Extract provided:
---

In genetic terms, L21 is a major branch of the general Y-haplogroup R1b that has dominated Western Europe since the early Bronze Age. About 37 per cent of men in the British Isles are R-L21, and two-thirds of the Irish.
The Vikings
From about 793 AD Viking raiders from Scandinavia began to assault the coastline of the British Isles. The Vikings occupied most of the Scottish Isles and the Isle of Man initially and established large port settlements at York, Dublin and along the south and east coast of Ireland. These invaders took huge numbers of slaves to run their agricultural holdings, mostly from now overpopulated Ireland and Scotland. It is reported that in a single day, they took 1000 slaves from Dublin and their genetic inheritance is visible today. It is thought that about 90 per cent of Nordic L21 men may be descended from slaves taken in raids.
The Diaspora
From the 1840s, much of the population of Ireland, Scotland and Cornwall went abroad as economic refugees. About 10 million Irish have emigrated and today over 40 million North Americans claim Irish heritage. Following the Highland Clearances and the dissolution of the Clans around 1750, the Scots began to emigrate, and today around 50-million people identify as being of Scots or Scots-Irish heritage, even though the population of Scotland is only 5.3 million.
The dating of the L21 mutation to around 2,500 has been supported by the presence of Bell Beaker sites all over Britain and Ireland dating from before 2400 BC. For example, Cornwall has an abundance of Beaker sites including round barrows and cairns, henges, stone circles and stone cist graves. The Cornwall/Devon area was a major dissemination point for R-L21 and is likely to have had the first large settlements in Britain.
Dalriada Overkingdom
The situation in Scotland is complicated by an invasion of the west coast of Scotland by Irish Gaelic speakers who eventually seized power from the Picts and gave Scotland its rulers, its Gaelic language and its name. Dr Flood argues that the expansion of the mutation M222 in Scotland is the only clear example of a concerted move by the Ui Neill group into Scotland, establishing the Dalriada overkingdom of Argyll and Antrim.
Bottlenecks in our genetic history
A population ‘bottleneck’ occurred around 74,000 years ago when the volcano that produced Lake Toba in Indonesia erupted and ejected 2,800 cubic kilometres of volcanic ash. Sunlight was blocked out through the entire Southeast Asia, South Asian and Arabian Peninsula and ash formed a thick layer on the floor. Only 10,000 people are thought to have survived this cataclysmic event, and these are now known as our distant ancestors.

---

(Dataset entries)
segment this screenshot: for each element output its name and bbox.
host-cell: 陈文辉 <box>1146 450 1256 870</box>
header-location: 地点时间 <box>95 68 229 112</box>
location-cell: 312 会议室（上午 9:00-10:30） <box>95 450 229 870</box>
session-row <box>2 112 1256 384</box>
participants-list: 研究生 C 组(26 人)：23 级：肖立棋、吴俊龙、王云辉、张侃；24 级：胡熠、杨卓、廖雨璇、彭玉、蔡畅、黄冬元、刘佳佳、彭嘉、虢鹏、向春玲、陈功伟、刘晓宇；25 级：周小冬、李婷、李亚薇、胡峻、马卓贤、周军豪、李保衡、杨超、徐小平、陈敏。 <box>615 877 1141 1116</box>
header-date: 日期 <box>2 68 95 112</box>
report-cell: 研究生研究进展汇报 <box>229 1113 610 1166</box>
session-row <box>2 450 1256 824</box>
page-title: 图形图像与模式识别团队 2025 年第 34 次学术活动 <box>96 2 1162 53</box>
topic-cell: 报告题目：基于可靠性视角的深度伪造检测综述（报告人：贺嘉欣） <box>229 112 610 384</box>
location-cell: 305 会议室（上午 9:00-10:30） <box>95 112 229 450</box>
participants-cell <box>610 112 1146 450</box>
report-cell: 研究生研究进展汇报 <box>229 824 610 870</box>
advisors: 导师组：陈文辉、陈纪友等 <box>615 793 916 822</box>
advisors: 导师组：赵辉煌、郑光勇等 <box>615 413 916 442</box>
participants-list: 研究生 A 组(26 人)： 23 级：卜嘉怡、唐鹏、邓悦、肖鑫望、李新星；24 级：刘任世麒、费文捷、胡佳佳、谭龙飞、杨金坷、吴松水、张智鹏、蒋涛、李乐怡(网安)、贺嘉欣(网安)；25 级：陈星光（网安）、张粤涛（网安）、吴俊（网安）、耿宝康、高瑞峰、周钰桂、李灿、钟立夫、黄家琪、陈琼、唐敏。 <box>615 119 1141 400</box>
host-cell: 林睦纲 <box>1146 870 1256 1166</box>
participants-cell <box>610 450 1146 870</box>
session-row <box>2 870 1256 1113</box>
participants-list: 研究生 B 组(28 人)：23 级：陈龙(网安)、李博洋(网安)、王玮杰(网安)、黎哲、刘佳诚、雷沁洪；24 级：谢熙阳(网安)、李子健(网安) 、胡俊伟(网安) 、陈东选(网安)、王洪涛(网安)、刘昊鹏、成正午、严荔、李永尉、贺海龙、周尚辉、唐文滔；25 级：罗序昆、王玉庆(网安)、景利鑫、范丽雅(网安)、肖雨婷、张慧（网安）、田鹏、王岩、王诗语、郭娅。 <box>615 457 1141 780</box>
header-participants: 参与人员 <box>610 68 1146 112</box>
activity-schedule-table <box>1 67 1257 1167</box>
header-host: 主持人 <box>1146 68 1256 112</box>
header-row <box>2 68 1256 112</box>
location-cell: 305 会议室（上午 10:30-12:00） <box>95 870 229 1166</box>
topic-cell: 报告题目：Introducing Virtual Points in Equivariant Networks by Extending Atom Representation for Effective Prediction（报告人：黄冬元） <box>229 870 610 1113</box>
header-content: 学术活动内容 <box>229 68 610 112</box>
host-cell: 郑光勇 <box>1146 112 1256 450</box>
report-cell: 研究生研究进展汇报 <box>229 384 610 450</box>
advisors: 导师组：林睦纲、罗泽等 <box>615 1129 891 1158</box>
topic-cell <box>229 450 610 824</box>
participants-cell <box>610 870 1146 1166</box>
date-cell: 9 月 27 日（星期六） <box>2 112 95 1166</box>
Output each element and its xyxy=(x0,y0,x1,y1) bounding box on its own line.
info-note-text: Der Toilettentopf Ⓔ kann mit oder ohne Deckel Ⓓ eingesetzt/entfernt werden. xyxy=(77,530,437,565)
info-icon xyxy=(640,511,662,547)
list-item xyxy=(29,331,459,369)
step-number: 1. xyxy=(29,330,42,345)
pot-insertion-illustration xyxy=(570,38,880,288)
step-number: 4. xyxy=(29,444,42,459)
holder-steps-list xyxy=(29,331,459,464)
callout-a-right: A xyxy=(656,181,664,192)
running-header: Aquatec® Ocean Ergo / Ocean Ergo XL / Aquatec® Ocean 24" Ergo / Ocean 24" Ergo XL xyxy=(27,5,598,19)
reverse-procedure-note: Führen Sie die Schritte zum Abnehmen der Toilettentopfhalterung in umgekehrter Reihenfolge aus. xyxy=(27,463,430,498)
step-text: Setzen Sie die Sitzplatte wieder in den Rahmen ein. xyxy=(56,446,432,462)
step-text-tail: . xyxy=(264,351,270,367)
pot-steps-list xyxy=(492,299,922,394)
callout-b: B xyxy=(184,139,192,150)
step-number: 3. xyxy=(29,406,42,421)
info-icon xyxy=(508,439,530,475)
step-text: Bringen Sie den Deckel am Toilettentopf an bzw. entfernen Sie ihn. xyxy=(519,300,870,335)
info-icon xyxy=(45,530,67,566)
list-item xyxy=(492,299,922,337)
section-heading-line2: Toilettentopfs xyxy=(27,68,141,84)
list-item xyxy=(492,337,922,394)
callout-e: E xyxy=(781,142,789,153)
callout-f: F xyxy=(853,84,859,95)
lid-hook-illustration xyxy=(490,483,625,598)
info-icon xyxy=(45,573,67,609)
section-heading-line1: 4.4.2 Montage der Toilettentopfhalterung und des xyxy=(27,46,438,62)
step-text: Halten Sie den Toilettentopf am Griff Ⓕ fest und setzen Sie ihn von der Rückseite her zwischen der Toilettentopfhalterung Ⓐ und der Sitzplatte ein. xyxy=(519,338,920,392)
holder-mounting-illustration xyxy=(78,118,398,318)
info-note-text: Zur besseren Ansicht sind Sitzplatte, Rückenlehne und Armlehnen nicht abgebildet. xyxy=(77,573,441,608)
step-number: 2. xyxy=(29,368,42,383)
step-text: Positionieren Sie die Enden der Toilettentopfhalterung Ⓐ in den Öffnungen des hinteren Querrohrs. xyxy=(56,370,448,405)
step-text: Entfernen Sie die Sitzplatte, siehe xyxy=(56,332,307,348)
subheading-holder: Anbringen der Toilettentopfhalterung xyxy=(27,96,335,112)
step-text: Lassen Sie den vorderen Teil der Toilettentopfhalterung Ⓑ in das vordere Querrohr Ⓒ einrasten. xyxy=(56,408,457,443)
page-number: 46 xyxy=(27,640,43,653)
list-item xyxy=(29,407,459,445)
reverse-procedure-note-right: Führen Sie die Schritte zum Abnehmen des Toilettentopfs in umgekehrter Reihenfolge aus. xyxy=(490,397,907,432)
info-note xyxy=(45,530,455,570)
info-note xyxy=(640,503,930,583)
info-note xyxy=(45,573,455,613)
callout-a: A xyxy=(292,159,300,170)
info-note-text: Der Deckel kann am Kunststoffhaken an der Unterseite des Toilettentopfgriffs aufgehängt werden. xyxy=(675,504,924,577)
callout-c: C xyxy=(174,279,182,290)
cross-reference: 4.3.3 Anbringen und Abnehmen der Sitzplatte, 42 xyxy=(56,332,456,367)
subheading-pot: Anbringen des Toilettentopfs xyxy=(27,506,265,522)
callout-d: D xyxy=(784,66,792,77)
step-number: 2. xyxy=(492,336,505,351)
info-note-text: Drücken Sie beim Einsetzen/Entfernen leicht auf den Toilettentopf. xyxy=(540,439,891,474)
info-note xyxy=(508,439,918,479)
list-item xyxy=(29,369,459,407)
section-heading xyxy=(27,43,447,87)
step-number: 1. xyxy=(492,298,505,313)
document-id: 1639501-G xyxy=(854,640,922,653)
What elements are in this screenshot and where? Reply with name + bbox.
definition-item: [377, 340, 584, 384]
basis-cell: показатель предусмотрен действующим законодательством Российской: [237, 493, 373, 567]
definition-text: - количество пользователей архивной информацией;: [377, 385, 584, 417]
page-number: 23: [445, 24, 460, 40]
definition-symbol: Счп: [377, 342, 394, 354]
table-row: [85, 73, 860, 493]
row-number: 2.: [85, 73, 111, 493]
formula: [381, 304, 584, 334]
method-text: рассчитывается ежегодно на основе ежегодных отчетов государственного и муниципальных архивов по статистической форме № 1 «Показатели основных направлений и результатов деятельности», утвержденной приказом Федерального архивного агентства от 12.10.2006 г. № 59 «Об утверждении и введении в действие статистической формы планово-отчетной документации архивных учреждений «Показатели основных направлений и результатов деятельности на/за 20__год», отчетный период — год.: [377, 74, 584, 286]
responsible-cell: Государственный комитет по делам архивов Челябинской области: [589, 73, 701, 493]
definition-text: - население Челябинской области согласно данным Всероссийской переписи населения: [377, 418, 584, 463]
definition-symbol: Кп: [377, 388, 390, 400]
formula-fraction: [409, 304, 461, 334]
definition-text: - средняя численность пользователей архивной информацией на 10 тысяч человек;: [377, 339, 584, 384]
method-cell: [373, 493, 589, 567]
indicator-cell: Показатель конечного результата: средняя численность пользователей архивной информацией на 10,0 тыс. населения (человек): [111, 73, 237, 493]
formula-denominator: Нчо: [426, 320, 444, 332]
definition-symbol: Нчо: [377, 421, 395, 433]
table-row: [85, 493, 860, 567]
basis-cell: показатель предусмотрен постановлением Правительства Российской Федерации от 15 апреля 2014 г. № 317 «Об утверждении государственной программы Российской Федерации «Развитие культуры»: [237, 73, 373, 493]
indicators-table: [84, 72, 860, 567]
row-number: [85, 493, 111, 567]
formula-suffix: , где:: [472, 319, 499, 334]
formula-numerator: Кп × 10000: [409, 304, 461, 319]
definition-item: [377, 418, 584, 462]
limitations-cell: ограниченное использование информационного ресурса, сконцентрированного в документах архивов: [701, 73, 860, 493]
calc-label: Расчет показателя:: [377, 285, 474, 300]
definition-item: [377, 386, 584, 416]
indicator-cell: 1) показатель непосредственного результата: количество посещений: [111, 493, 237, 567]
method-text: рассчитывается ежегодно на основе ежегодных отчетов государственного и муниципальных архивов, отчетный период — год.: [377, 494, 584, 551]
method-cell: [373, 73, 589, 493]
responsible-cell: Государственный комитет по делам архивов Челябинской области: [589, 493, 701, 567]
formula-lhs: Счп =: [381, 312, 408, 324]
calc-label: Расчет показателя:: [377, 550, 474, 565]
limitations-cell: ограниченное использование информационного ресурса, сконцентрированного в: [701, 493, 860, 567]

---

What is needed: Rewrite the part of the L21 genetics passage between "In genetic terms, L21" and "taken in raids.", inclusive, substituting "captives" for "slaves" throughout. The data play no part in this exercise.

Solution below:
In genetic terms, L21 is a major branch of the general Y-haplogroup R1b that has dominated Western Europe since the early Bronze Age. About 37 per cent of men in the British Isles are R-L21, and two-thirds of the Irish.
The Vikings
From about 793 AD Viking raiders from Scandinavia began to assault the coastline of the British Isles. The Vikings occupied most of the Scottish Isles and the Isle of Man initially and established large port settlements at York, Dublin and along the south and east coast of Ireland. These invaders took huge numbers of captives to run their agricultural holdings, mostly from now overpopulated Ireland and Scotland. It is reported that in a single day, they took 1000 captives from Dublin and their genetic inheritance is visible today. It is thought that about 90 per cent of Nordic L21 men may be descended from captives taken in raids.